# start of PROVIDED RECORDS

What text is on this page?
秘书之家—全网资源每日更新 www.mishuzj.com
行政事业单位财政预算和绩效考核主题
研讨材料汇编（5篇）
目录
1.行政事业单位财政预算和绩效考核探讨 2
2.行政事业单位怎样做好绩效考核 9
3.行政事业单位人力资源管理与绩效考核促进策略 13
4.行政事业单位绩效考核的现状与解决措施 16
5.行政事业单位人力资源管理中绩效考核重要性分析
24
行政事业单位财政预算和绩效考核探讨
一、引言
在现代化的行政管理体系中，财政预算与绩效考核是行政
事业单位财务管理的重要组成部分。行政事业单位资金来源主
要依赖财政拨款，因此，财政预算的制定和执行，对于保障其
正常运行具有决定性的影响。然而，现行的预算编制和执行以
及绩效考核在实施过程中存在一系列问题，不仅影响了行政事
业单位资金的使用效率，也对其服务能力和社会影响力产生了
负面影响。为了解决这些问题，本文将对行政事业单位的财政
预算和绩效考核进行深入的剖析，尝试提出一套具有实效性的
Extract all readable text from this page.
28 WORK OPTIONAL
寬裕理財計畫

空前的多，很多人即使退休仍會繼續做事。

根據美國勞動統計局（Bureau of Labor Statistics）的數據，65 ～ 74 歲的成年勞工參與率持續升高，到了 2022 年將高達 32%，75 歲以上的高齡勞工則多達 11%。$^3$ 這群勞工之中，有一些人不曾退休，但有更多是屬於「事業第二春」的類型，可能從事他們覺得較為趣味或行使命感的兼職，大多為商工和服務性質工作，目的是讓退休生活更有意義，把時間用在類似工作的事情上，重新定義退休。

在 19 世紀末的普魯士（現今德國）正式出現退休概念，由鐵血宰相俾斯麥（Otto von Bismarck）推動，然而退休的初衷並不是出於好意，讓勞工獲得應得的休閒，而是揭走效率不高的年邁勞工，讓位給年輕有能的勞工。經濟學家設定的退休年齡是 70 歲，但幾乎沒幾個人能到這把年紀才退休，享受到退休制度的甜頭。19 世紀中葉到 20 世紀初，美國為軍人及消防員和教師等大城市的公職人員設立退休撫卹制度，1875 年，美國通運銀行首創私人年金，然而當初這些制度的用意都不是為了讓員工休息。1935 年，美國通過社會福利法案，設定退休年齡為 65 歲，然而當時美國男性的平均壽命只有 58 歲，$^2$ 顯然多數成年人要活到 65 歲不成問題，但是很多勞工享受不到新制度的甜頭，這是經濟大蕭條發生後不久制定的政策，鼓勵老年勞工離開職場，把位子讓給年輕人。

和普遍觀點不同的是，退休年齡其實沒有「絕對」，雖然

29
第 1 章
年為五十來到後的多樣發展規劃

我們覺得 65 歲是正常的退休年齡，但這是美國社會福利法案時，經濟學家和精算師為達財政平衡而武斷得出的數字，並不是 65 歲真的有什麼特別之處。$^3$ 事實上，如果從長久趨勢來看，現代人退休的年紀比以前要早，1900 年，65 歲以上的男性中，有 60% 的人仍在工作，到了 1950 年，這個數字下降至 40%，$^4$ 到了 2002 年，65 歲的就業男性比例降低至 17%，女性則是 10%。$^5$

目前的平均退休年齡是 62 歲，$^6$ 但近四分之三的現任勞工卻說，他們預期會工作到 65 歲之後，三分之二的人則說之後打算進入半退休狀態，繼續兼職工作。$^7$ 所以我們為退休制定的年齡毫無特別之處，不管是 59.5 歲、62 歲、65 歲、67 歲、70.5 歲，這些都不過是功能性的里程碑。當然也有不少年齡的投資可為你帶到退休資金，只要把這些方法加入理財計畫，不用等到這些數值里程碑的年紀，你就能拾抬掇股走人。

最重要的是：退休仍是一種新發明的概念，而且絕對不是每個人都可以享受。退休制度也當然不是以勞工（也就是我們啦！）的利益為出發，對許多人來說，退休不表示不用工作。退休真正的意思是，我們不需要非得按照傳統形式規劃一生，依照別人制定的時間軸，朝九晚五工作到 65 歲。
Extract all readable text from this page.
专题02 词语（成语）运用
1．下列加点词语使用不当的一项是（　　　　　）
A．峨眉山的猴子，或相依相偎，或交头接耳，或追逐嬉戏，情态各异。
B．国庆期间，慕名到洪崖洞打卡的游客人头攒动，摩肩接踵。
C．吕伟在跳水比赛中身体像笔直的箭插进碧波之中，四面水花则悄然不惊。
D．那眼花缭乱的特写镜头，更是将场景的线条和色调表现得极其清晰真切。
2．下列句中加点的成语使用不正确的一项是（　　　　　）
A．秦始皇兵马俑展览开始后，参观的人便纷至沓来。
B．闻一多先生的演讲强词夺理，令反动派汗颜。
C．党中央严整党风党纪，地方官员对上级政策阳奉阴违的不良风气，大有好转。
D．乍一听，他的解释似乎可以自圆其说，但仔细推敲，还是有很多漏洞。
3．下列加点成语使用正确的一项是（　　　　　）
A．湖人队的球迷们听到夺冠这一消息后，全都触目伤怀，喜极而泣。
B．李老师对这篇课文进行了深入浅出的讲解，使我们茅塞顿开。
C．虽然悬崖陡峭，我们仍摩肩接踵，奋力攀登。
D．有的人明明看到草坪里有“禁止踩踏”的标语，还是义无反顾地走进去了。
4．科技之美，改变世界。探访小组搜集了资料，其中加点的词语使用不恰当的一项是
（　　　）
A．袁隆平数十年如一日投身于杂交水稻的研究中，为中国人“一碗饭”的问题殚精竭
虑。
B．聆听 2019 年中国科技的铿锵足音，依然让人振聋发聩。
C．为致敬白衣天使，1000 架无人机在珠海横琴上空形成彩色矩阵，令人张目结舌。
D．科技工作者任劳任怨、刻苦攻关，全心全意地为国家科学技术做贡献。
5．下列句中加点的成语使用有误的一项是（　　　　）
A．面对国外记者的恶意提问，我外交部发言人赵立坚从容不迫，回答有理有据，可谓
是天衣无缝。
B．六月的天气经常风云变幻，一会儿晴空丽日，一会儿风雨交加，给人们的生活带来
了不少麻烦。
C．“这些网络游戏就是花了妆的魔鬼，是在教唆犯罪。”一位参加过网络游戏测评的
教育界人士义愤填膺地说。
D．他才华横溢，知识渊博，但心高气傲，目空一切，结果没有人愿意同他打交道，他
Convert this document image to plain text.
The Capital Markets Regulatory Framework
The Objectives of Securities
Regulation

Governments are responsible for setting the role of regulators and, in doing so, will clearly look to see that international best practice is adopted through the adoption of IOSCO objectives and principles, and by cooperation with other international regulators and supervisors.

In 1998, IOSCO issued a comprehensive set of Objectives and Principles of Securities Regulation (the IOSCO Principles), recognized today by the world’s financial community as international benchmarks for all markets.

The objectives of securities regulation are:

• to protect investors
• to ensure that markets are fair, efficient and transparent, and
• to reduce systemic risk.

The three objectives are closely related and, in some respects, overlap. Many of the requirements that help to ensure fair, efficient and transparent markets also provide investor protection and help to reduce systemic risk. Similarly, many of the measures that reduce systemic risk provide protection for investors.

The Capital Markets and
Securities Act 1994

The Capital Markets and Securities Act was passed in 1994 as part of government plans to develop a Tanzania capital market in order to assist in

# end of PROVIDED RECORDS

### [STATED TASK]
Write out the data again, exactly and in full.

### [RESULT OF THIS EXERCISE]
What text is on this page?
秘书之家—全网资源每日更新 www.mishuzj.com
行政事业单位财政预算和绩效考核主题
研讨材料汇编（5篇）
目录
1.行政事业单位财政预算和绩效考核探讨 2
2.行政事业单位怎样做好绩效考核 9
3.行政事业单位人力资源管理与绩效考核促进策略 13
4.行政事业单位绩效考核的现状与解决措施 16
5.行政事业单位人力资源管理中绩效考核重要性分析
24
行政事业单位财政预算和绩效考核探讨
一、引言
在现代化的行政管理体系中，财政预算与绩效考核是行政
事业单位财务管理的重要组成部分。行政事业单位资金来源主
要依赖财政拨款，因此，财政预算的制定和执行，对于保障其
正常运行具有决定性的影响。然而，现行的预算编制和执行以
及绩效考核在实施过程中存在一系列问题，不仅影响了行政事
业单位资金的使用效率，也对其服务能力和社会影响力产生了
负面影响。为了解决这些问题，本文将对行政事业单位的财政
预算和绩效考核进行深入的剖析，尝试提出一套具有实效性的
Extract all readable text from this page.
28 WORK OPTIONAL
寬裕理財計畫

空前的多，很多人即使退休仍會繼續做事。

根據美國勞動統計局（Bureau of Labor Statistics）的數據，65 ～ 74 歲的成年勞工參與率持續升高，到了 2022 年將高達 32%，75 歲以上的高齡勞工則多達 11%。$^3$ 這群勞工之中，有一些人不曾退休，但有更多是屬於「事業第二春」的類型，可能從事他們覺得較為趣味或行使命感的兼職，大多為商工和服務性質工作，目的是讓退休生活更有意義，把時間用在類似工作的事情上，重新定義退休。

在 19 世紀末的普魯士（現今德國）正式出現退休概念，由鐵血宰相俾斯麥（Otto von Bismarck）推動，然而退休的初衷並不是出於好意，讓勞工獲得應得的休閒，而是揭走效率不高的年邁勞工，讓位給年輕有能的勞工。經濟學家設定的退休年齡是 70 歲，但幾乎沒幾個人能到這把年紀才退休，享受到退休制度的甜頭。19 世紀中葉到 20 世紀初，美國為軍人及消防員和教師等大城市的公職人員設立退休撫卹制度，1875 年，美國通運銀行首創私人年金，然而當初這些制度的用意都不是為了讓員工休息。1935 年，美國通過社會福利法案，設定退休年齡為 65 歲，然而當時美國男性的平均壽命只有 58 歲，$^2$ 顯然多數成年人要活到 65 歲不成問題，但是很多勞工享受不到新制度的甜頭，這是經濟大蕭條發生後不久制定的政策，鼓勵老年勞工離開職場，把位子讓給年輕人。

和普遍觀點不同的是，退休年齡其實沒有「絕對」，雖然

29
第 1 章
年為五十來到後的多樣發展規劃

我們覺得 65 歲是正常的退休年齡，但這是美國社會福利法案時，經濟學家和精算師為達財政平衡而武斷得出的數字，並不是 65 歲真的有什麼特別之處。$^3$ 事實上，如果從長久趨勢來看，現代人退休的年紀比以前要早，1900 年，65 歲以上的男性中，有 60% 的人仍在工作，到了 1950 年，這個數字下降至 40%，$^4$ 到了 2002 年，65 歲的就業男性比例降低至 17%，女性則是 10%。$^5$

目前的平均退休年齡是 62 歲，$^6$ 但近四分之三的現任勞工卻說，他們預期會工作到 65 歲之後，三分之二的人則說之後打算進入半退休狀態，繼續兼職工作。$^7$ 所以我們為退休制定的年齡毫無特別之處，不管是 59.5 歲、62 歲、65 歲、67 歲、70.5 歲，這些都不過是功能性的里程碑。當然也有不少年齡的投資可為你帶到退休資金，只要把這些方法加入理財計畫，不用等到這些數值里程碑的年紀，你就能拾抬掇股走人。

最重要的是：退休仍是一種新發明的概念，而且絕對不是每個人都可以享受。退休制度也當然不是以勞工（也就是我們啦！）的利益為出發，對許多人來說，退休不表示不用工作。退休真正的意思是，我們不需要非得按照傳統形式規劃一生，依照別人制定的時間軸，朝九晚五工作到 65 歲。
Extract all readable text from this page.
专题02 词语（成语）运用
1．下列加点词语使用不当的一项是（　　　　　）
A．峨眉山的猴子，或相依相偎，或交头接耳，或追逐嬉戏，情态各异。
B．国庆期间，慕名到洪崖洞打卡的游客人头攒动，摩肩接踵。
C．吕伟在跳水比赛中身体像笔直的箭插进碧波之中，四面水花则悄然不惊。
D．那眼花缭乱的特写镜头，更是将场景的线条和色调表现得极其清晰真切。
2．下列句中加点的成语使用不正确的一项是（　　　　　）
A．秦始皇兵马俑展览开始后，参观的人便纷至沓来。
B．闻一多先生的演讲强词夺理，令反动派汗颜。
C．党中央严整党风党纪，地方官员对上级政策阳奉阴违的不良风气，大有好转。
D．乍一听，他的解释似乎可以自圆其说，但仔细推敲，还是有很多漏洞。
3．下列加点成语使用正确的一项是（　　　　　）
A．湖人队的球迷们听到夺冠这一消息后，全都触目伤怀，喜极而泣。
B．李老师对这篇课文进行了深入浅出的讲解，使我们茅塞顿开。
C．虽然悬崖陡峭，我们仍摩肩接踵，奋力攀登。
D．有的人明明看到草坪里有“禁止踩踏”的标语，还是义无反顾地走进去了。
4．科技之美，改变世界。探访小组搜集了资料，其中加点的词语使用不恰当的一项是
（　　　）
A．袁隆平数十年如一日投身于杂交水稻的研究中，为中国人“一碗饭”的问题殚精竭
虑。
B．聆听 2019 年中国科技的铿锵足音，依然让人振聋发聩。
C．为致敬白衣天使，1000 架无人机在珠海横琴上空形成彩色矩阵，令人张目结舌。
D．科技工作者任劳任怨、刻苦攻关，全心全意地为国家科学技术做贡献。
5．下列句中加点的成语使用有误的一项是（　　　　）
A．面对国外记者的恶意提问，我外交部发言人赵立坚从容不迫，回答有理有据，可谓
是天衣无缝。
B．六月的天气经常风云变幻，一会儿晴空丽日，一会儿风雨交加，给人们的生活带来
了不少麻烦。
C．“这些网络游戏就是花了妆的魔鬼，是在教唆犯罪。”一位参加过网络游戏测评的
教育界人士义愤填膺地说。
D．他才华横溢，知识渊博，但心高气傲，目空一切，结果没有人愿意同他打交道，他
Convert this document image to plain text.
The Capital Markets Regulatory Framework
The Objectives of Securities
Regulation

Governments are responsible for setting the role of regulators and, in doing so, will clearly look to see that international best practice is adopted through the adoption of IOSCO objectives and principles, and by cooperation with other international regulators and supervisors.

In 1998, IOSCO issued a comprehensive set of Objectives and Principles of Securities Regulation (the IOSCO Principles), recognized today by the world’s financial community as international benchmarks for all markets.

The objectives of securities regulation are:

• to protect investors
• to ensure that markets are fair, efficient and transparent, and
• to reduce systemic risk.

The three objectives are closely related and, in some respects, overlap. Many of the requirements that help to ensure fair, efficient and transparent markets also provide investor protection and help to reduce systemic risk. Similarly, many of the measures that reduce systemic risk provide protection for investors.

The Capital Markets and
Securities Act 1994

The Capital Markets and Securities Act was passed in 1994 as part of government plans to develop a Tanzania capital market in order to assist in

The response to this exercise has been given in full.